■ Exercise
State how many lines contain the string "data", and write nothing else.
----
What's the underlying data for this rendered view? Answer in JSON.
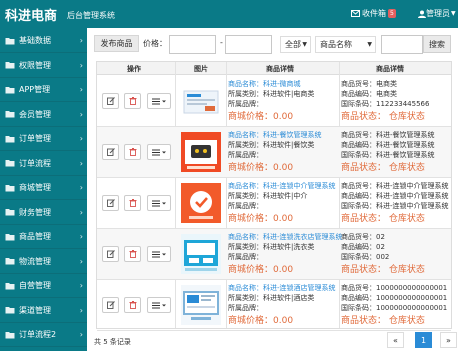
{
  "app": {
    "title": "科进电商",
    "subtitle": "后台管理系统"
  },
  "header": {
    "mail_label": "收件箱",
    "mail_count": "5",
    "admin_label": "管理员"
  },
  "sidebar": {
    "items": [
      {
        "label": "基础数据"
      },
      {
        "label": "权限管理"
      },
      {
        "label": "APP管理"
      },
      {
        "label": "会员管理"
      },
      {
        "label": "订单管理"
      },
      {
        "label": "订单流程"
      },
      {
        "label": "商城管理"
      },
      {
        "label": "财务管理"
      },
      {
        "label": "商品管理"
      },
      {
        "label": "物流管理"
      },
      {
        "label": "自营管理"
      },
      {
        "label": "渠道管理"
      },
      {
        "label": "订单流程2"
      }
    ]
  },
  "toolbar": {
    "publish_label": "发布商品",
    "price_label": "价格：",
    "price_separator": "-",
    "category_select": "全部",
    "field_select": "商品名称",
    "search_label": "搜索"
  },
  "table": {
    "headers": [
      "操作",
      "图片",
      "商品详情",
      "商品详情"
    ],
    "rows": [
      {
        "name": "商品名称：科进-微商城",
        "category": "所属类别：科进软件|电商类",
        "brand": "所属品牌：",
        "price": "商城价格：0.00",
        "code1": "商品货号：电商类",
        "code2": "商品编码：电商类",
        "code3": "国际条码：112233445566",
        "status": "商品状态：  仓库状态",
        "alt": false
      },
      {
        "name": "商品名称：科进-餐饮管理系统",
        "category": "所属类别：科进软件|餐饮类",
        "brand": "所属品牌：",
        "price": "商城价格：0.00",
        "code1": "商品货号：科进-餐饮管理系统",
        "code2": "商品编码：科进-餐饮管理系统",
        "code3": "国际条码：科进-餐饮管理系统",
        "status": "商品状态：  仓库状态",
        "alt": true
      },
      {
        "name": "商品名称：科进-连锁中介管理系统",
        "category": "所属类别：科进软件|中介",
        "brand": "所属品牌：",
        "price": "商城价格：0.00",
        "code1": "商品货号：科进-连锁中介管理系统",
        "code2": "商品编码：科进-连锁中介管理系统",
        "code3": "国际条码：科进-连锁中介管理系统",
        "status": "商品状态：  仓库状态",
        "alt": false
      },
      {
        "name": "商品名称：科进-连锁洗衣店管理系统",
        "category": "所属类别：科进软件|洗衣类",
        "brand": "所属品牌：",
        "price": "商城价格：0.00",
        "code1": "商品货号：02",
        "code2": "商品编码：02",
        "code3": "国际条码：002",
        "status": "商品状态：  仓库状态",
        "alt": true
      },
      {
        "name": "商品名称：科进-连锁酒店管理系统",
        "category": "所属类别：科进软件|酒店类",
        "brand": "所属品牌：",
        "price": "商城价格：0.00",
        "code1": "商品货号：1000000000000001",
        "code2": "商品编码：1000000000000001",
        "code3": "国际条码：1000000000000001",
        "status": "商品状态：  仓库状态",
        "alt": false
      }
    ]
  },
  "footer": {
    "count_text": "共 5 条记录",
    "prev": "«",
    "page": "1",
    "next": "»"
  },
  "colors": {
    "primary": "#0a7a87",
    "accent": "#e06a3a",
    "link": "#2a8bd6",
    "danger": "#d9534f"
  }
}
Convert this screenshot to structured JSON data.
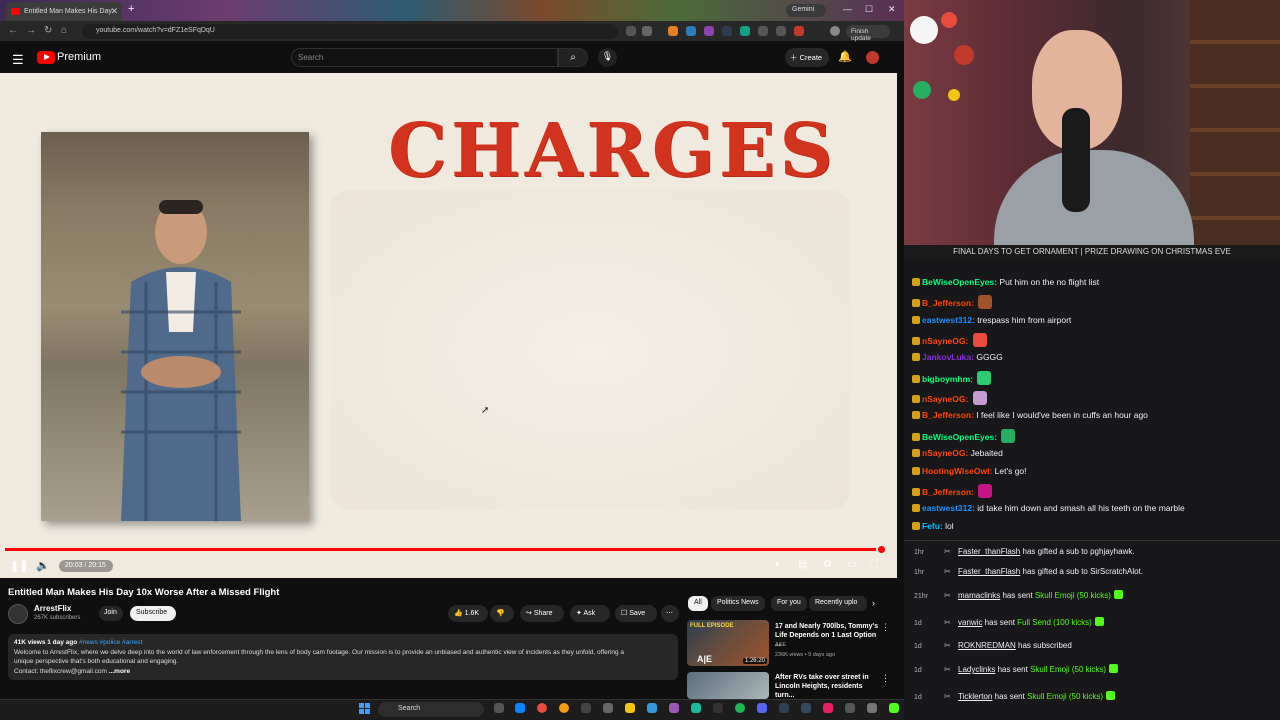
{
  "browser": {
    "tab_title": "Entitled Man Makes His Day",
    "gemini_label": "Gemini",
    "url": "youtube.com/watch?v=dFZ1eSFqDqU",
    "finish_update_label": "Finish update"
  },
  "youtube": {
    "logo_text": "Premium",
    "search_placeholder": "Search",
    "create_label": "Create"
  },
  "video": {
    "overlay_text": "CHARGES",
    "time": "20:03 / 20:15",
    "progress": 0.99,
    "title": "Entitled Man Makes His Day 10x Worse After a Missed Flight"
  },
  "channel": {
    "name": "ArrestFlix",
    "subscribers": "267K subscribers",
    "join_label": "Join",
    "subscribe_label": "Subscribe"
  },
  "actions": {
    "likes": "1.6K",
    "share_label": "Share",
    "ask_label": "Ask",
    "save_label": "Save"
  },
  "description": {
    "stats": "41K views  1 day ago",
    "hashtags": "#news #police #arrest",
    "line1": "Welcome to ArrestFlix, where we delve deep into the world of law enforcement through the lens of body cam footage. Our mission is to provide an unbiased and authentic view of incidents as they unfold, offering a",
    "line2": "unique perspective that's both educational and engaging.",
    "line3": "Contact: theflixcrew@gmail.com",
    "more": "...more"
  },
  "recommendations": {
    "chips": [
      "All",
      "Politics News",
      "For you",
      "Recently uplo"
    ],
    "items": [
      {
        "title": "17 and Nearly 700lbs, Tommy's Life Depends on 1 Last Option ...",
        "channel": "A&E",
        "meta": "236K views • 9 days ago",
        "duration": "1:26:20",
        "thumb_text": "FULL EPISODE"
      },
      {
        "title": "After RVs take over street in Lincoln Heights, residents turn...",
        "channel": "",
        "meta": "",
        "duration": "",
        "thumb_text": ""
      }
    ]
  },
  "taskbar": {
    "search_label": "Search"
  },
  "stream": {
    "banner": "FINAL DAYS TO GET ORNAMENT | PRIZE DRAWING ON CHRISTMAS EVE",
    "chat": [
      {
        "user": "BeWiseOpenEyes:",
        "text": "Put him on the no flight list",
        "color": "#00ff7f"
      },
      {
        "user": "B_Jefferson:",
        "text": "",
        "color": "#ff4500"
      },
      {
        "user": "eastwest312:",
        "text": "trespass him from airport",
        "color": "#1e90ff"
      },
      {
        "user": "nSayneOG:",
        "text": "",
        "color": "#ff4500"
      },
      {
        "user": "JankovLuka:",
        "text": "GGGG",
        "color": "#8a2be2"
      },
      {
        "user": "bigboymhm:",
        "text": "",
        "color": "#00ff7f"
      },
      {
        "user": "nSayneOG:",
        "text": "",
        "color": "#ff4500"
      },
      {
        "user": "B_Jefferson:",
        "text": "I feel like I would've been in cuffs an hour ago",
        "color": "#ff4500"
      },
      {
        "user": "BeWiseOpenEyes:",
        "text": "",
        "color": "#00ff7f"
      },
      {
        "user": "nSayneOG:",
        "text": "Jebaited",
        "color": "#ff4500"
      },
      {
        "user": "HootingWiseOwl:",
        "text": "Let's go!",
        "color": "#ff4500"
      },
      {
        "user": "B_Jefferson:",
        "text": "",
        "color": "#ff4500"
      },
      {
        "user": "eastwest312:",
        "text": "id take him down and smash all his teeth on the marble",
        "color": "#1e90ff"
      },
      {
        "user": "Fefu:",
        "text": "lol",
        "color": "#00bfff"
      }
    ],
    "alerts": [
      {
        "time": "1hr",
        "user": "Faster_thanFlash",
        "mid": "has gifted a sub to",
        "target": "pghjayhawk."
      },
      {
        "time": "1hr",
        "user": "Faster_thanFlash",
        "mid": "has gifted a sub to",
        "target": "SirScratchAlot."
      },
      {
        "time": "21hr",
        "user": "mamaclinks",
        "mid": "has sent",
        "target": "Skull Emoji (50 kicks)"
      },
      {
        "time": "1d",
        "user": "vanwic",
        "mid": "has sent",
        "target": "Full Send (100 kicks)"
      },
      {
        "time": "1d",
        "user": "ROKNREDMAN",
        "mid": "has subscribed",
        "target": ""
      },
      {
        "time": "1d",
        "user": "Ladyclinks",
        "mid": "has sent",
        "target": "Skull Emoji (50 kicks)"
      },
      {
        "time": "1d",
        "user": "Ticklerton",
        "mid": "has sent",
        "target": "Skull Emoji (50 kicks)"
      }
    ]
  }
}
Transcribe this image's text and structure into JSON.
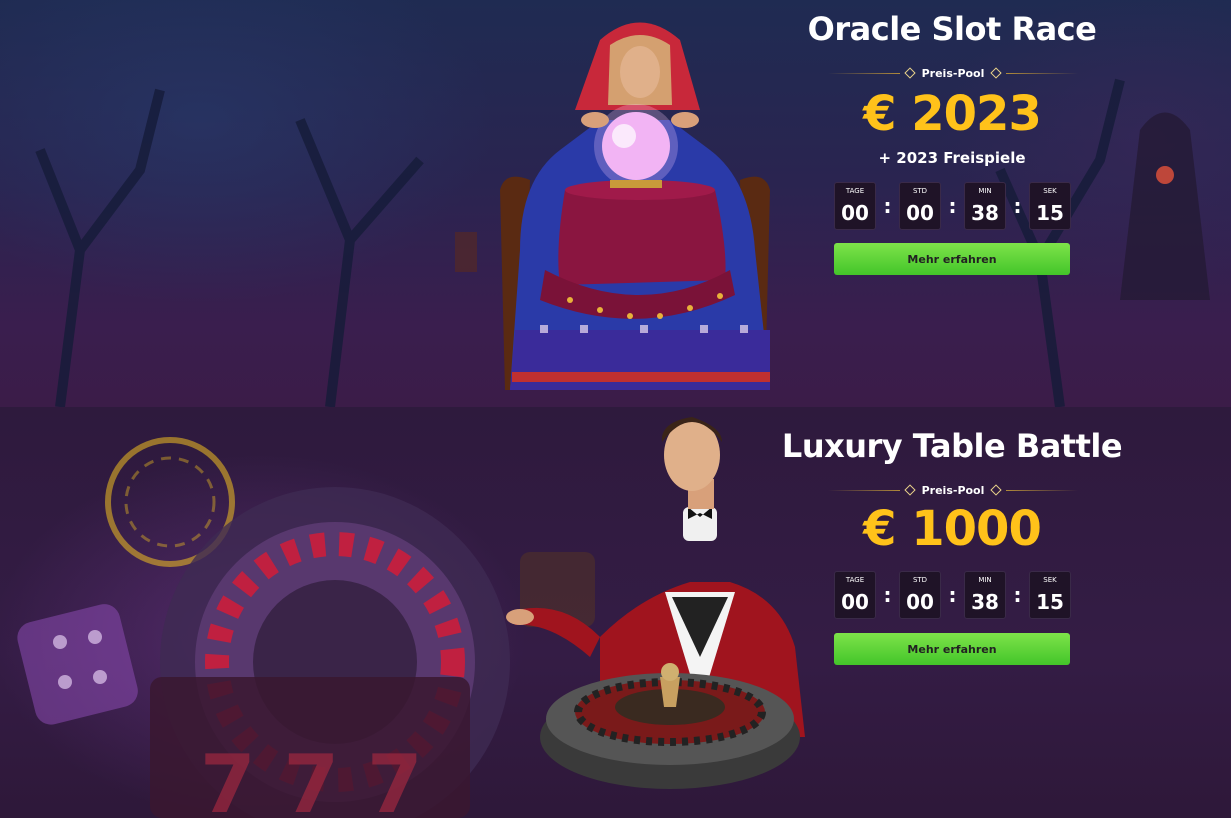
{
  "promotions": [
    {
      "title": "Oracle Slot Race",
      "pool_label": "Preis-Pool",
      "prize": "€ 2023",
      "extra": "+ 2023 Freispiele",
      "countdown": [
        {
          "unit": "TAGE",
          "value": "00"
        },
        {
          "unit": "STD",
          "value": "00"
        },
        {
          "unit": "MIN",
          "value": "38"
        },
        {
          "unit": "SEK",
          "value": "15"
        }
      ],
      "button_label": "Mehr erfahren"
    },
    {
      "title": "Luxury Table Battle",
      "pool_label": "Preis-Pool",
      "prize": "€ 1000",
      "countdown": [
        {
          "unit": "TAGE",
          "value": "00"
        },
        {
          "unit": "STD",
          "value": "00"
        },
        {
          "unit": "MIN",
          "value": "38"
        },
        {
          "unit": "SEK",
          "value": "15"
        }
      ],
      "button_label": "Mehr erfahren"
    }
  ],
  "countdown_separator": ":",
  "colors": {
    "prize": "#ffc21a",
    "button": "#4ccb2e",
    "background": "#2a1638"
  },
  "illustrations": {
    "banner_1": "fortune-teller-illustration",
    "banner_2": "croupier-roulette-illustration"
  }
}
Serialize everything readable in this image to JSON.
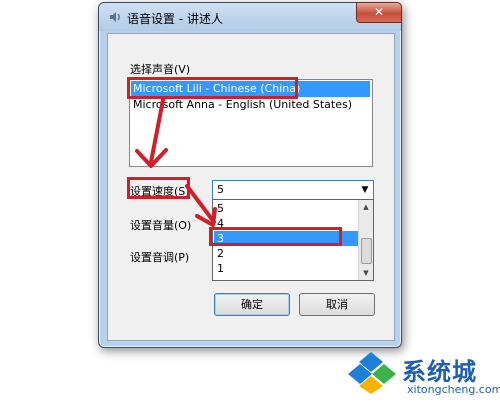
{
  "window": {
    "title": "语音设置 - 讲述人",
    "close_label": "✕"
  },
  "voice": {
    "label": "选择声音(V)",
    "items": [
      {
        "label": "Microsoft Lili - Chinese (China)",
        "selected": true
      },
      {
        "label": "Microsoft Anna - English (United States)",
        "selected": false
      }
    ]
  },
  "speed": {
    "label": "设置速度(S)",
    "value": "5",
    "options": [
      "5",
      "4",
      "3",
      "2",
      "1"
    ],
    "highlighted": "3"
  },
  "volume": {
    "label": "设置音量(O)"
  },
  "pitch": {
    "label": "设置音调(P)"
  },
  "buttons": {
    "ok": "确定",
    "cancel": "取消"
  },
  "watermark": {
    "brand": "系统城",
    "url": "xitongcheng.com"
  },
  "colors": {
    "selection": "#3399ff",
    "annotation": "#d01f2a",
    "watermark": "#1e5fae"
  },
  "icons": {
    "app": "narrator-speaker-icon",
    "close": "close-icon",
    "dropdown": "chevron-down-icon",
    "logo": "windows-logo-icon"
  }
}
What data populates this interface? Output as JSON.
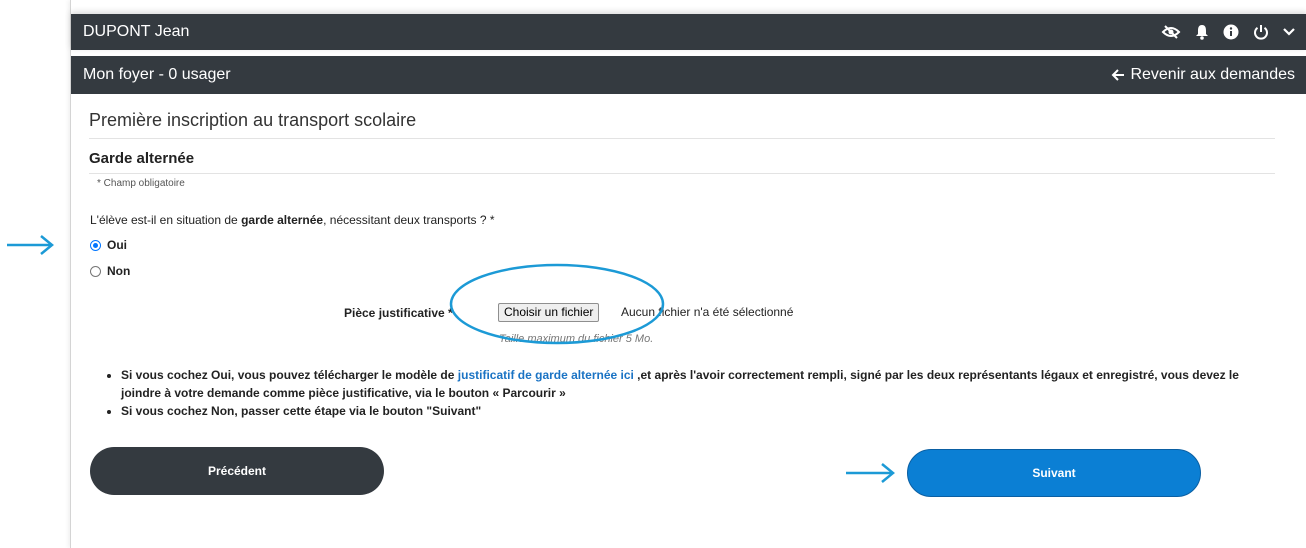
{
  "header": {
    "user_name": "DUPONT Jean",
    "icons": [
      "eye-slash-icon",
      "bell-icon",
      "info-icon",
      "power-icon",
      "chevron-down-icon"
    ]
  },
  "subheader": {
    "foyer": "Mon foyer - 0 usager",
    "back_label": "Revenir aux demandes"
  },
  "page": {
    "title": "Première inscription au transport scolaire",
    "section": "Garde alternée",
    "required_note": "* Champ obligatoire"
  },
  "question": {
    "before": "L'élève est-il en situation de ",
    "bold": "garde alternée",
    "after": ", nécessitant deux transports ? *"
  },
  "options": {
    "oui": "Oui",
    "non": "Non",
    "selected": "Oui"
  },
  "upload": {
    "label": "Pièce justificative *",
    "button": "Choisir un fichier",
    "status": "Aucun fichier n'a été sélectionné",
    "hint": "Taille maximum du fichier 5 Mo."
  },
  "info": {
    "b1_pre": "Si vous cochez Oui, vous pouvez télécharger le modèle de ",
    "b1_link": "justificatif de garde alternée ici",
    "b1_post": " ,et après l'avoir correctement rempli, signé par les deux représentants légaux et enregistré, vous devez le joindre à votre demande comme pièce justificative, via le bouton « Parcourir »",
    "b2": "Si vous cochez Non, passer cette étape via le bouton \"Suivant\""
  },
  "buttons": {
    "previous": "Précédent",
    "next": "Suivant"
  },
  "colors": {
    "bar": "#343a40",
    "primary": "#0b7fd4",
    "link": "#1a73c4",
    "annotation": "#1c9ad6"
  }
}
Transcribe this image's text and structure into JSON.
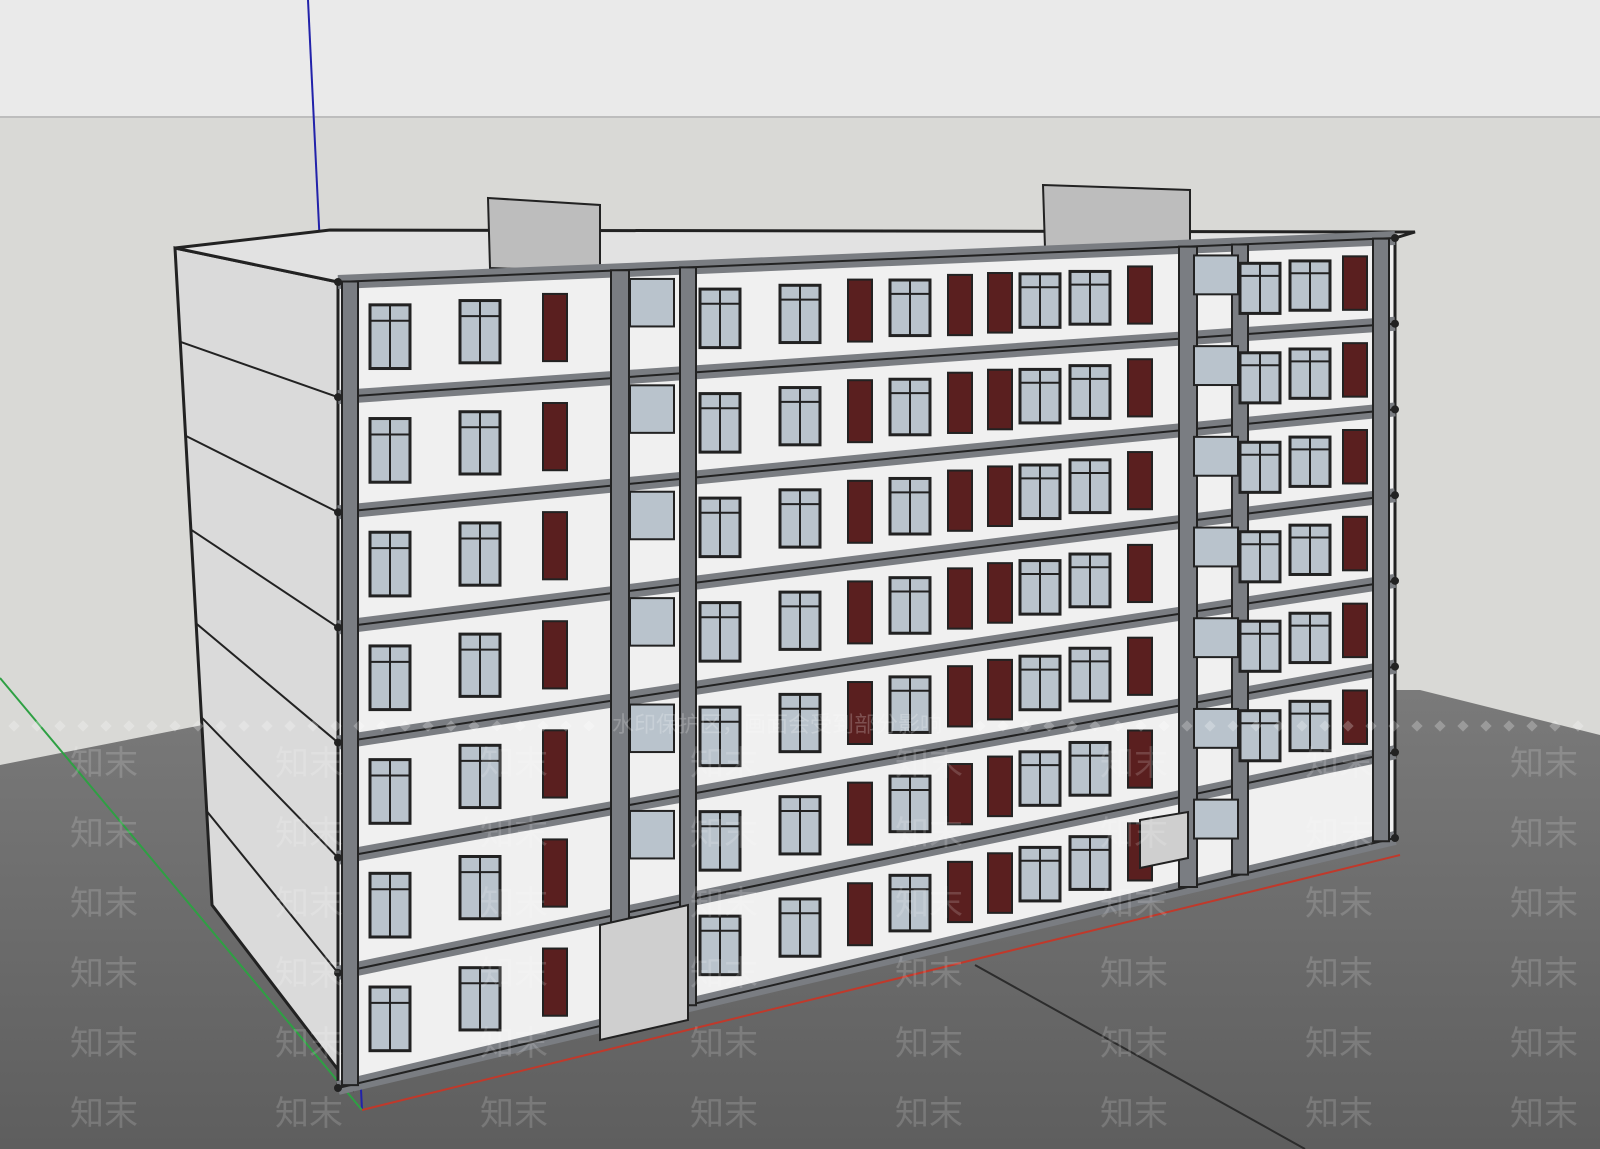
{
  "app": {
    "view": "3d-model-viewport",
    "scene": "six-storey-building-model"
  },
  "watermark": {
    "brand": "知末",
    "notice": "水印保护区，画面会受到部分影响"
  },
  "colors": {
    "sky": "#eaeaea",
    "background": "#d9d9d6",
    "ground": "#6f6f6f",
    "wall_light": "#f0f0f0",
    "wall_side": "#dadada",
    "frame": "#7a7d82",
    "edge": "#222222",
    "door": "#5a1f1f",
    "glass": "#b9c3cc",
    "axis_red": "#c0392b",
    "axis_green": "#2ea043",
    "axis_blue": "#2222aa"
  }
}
----
■ Exercise response
3